┌──
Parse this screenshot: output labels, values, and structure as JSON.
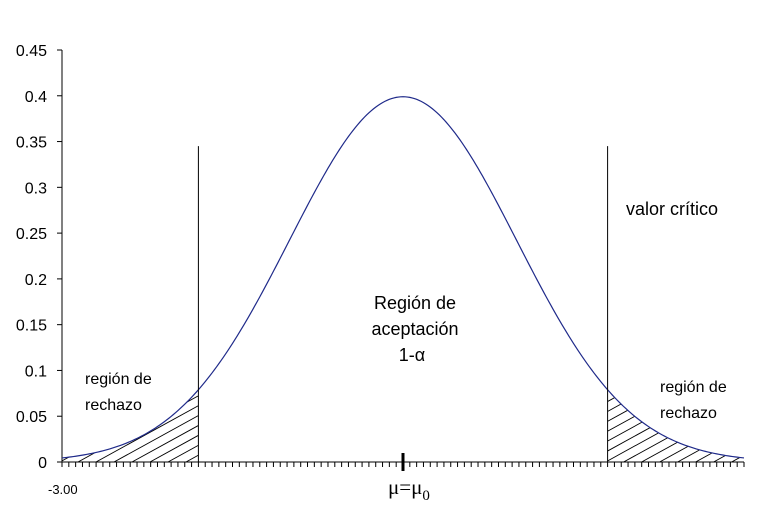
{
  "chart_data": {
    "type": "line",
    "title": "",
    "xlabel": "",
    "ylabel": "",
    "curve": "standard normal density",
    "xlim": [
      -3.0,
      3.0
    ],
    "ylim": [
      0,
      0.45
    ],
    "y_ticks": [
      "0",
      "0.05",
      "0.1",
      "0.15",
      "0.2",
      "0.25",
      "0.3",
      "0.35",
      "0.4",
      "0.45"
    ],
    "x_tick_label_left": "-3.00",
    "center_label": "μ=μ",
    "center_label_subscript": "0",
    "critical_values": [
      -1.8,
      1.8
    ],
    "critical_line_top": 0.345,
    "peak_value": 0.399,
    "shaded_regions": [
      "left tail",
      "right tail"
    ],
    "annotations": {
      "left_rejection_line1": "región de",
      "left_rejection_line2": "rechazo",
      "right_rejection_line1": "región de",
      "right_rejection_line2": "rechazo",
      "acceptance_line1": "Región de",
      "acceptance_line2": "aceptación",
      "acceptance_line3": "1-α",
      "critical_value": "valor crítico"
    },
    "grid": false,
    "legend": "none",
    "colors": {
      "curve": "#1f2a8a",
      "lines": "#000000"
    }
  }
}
└──
┌──
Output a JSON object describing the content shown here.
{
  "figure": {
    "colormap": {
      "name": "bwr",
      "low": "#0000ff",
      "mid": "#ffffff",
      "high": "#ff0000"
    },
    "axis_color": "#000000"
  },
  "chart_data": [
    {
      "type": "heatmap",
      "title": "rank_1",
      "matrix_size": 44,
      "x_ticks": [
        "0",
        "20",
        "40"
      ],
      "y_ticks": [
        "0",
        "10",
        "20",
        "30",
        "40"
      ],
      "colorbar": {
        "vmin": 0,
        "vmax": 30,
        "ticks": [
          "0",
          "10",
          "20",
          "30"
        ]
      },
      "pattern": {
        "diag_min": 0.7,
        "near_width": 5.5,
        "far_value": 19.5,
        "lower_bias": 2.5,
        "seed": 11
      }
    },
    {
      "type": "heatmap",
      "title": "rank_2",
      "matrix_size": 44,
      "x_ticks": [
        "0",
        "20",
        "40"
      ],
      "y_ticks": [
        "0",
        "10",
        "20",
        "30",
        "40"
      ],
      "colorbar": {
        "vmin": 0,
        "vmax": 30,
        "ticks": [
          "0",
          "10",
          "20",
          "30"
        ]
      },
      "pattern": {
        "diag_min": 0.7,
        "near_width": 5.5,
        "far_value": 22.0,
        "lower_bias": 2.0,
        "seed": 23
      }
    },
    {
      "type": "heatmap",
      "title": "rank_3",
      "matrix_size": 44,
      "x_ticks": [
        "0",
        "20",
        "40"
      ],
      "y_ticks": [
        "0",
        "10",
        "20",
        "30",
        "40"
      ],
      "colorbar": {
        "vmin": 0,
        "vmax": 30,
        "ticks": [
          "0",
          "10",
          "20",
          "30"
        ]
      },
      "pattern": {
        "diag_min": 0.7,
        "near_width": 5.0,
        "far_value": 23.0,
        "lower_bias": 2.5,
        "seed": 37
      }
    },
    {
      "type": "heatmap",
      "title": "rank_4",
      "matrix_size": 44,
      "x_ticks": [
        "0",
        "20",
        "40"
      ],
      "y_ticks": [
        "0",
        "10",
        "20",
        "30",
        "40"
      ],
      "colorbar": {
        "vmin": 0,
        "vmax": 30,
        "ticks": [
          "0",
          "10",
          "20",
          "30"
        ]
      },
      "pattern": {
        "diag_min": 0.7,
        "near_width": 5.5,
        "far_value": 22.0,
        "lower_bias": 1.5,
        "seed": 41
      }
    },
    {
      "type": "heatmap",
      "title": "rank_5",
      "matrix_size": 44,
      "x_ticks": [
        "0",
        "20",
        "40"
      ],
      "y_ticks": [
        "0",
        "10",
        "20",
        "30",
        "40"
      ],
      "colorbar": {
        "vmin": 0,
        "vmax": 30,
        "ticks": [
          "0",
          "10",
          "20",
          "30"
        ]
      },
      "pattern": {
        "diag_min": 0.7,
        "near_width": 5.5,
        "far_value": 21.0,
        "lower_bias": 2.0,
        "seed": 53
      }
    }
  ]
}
└──
┌──
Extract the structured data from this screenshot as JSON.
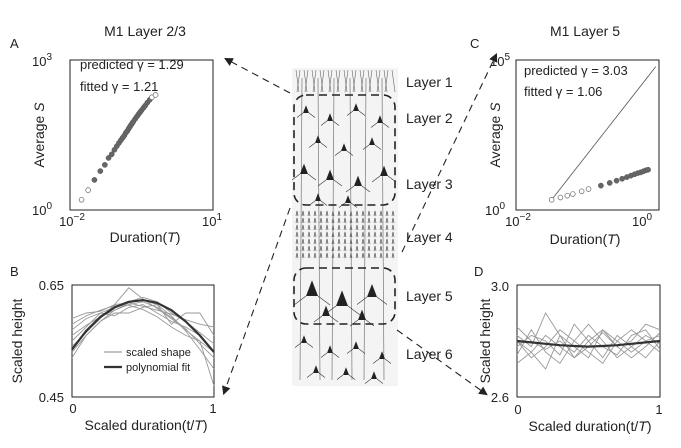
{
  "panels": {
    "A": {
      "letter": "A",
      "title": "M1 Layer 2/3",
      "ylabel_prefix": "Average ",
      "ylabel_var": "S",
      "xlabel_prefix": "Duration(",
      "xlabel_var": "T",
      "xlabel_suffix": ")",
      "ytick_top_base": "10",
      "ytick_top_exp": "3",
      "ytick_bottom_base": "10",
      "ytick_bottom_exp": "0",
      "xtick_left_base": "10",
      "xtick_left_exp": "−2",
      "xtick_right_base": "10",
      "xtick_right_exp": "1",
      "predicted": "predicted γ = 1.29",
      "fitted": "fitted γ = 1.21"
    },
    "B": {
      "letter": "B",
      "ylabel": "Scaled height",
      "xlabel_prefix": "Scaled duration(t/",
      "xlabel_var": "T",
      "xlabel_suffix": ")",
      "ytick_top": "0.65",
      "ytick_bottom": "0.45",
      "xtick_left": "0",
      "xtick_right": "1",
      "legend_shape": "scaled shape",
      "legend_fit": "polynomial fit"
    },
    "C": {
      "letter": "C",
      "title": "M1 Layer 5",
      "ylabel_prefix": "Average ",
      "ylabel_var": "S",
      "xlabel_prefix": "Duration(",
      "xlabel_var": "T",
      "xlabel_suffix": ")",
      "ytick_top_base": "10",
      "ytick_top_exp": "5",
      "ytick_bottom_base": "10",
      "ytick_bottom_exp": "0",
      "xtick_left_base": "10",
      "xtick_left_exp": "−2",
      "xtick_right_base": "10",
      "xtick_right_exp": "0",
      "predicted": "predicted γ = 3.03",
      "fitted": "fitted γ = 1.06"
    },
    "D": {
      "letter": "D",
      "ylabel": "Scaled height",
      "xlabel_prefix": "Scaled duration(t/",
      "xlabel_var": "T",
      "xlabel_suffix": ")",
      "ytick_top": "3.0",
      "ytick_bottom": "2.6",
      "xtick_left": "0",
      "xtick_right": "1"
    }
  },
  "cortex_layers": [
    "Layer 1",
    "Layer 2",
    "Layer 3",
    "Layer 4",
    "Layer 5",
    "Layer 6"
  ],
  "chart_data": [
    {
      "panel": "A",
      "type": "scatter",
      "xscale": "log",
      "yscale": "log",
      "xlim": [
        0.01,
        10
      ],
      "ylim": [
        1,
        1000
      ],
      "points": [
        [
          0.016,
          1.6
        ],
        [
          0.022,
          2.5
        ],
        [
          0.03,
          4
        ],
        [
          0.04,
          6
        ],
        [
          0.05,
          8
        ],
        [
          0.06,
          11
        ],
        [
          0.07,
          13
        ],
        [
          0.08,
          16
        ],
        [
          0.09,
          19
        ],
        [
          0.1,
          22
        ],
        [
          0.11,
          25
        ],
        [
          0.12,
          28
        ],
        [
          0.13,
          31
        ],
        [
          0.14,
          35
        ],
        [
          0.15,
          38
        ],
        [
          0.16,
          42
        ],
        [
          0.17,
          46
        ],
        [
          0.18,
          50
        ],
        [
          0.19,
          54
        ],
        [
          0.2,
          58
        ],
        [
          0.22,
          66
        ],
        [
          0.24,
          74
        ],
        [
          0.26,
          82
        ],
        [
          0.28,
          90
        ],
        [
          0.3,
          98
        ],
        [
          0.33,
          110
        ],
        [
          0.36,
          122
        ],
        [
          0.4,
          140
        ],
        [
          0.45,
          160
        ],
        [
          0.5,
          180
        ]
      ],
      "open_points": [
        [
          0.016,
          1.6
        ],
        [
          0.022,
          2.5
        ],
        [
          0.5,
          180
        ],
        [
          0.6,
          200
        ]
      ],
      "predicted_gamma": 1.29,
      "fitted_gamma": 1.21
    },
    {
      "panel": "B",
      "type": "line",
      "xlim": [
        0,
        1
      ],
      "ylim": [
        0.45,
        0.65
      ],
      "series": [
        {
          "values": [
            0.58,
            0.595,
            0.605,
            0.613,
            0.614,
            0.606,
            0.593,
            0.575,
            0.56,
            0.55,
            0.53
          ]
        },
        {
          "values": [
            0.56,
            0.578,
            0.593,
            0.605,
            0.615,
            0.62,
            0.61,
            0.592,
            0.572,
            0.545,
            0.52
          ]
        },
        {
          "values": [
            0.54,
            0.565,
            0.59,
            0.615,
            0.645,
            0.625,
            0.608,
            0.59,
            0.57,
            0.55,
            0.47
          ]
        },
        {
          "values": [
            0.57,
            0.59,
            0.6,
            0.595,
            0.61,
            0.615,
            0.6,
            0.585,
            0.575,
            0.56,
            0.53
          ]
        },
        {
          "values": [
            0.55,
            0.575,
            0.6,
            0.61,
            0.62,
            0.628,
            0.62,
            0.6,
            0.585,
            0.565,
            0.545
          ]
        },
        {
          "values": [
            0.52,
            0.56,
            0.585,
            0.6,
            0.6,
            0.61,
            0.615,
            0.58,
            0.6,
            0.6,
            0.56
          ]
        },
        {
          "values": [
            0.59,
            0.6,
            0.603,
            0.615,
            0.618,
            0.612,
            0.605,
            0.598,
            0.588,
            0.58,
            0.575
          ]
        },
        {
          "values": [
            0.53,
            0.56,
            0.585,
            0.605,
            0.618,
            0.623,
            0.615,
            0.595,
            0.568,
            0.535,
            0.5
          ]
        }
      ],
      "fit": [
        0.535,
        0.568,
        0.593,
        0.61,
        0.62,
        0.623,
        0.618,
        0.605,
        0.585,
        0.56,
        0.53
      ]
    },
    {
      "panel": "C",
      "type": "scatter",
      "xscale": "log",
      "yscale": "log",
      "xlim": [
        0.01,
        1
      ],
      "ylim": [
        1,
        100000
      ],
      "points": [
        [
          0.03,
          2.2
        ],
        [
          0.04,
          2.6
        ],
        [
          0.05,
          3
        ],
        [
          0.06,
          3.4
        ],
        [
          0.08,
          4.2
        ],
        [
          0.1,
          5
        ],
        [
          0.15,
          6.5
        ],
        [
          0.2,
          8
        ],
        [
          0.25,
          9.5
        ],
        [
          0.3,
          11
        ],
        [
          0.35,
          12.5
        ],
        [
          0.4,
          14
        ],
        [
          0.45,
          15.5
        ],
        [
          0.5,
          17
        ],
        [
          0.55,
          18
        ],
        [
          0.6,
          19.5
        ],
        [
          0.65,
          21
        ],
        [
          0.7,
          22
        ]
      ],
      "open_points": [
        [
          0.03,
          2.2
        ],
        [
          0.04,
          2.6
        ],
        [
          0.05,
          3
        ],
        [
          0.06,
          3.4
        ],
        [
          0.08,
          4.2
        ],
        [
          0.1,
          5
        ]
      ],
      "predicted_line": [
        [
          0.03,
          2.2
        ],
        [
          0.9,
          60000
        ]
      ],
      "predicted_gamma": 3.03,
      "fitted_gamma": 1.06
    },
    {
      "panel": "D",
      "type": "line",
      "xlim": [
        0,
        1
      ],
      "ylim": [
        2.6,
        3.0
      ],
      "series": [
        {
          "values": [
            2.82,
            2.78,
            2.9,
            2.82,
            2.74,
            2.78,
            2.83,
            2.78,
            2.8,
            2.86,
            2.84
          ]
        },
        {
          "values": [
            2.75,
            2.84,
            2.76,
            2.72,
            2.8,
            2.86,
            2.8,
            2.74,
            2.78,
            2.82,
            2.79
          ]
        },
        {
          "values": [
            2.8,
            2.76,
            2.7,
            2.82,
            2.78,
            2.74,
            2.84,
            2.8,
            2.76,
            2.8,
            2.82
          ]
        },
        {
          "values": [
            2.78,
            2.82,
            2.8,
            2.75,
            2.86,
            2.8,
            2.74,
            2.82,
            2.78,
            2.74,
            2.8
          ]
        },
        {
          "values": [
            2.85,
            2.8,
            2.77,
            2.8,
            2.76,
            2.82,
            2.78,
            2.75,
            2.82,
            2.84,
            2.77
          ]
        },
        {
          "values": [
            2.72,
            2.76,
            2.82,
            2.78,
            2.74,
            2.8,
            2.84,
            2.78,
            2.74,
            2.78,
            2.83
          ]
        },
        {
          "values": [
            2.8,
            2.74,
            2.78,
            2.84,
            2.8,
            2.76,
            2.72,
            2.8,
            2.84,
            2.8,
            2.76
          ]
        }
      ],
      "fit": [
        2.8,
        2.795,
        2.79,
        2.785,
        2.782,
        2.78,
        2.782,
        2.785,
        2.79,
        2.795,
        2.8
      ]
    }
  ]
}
└──
• [What you will do]: Look through the data and show every line containing "screenshot".

• [Task solution]:
Parse this screenshot: output labels, values, and structure as JSON.
Extract the structured data from this screenshot as JSON.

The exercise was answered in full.